Please set down all the lines beneath this one exactly, without the pictures.

■ ■ ■ ■ ■

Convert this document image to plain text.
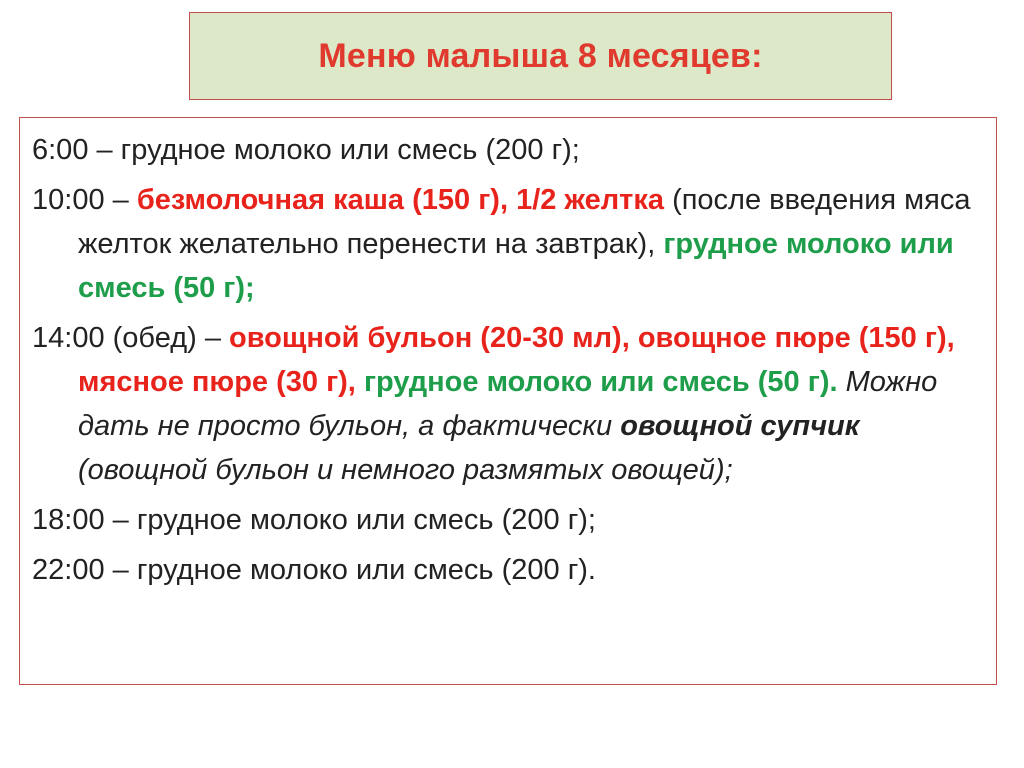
Меню малыша 8 месяцев:
6:00 – грудное молоко или смесь (200 г);
10:00 – безмолочная каша (150 г), 1/2 желтка (после введения мяса желток желательно перенести на завтрак), грудное молоко или смесь (50 г);
14:00 (обед) – овощной бульон (20-30 мл), овощное пюре (150 г), мясное пюре (30 г), грудное молоко или смесь (50 г). Можно дать не просто бульон, а фактически овощной супчик (овощной бульон и немного размятых овощей);
18:00 – грудное молоко или смесь (200 г);
22:00 – грудное молоко или смесь (200 г).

■ ■ ■ ■ ■

» **RESPONSE FOR THIS EXERCISE**:
Convert this document image to plain text.
Меню малыша 8 месяцев:
6:00 – грудное молоко или смесь (200 г);
10:00 – безмолочная каша (150 г), 1/2 желтка (после введения мяса желток желательно перенести на завтрак), грудное молоко или смесь (50 г);
14:00 (обед) – овощной бульон (20-30 мл), овощное пюре (150 г), мясное пюре (30 г), грудное молоко или смесь (50 г). Можно дать не просто бульон, а фактически овощной супчик (овощной бульон и немного размятых овощей);
18:00 – грудное молоко или смесь (200 г);
22:00 – грудное молоко или смесь (200 г).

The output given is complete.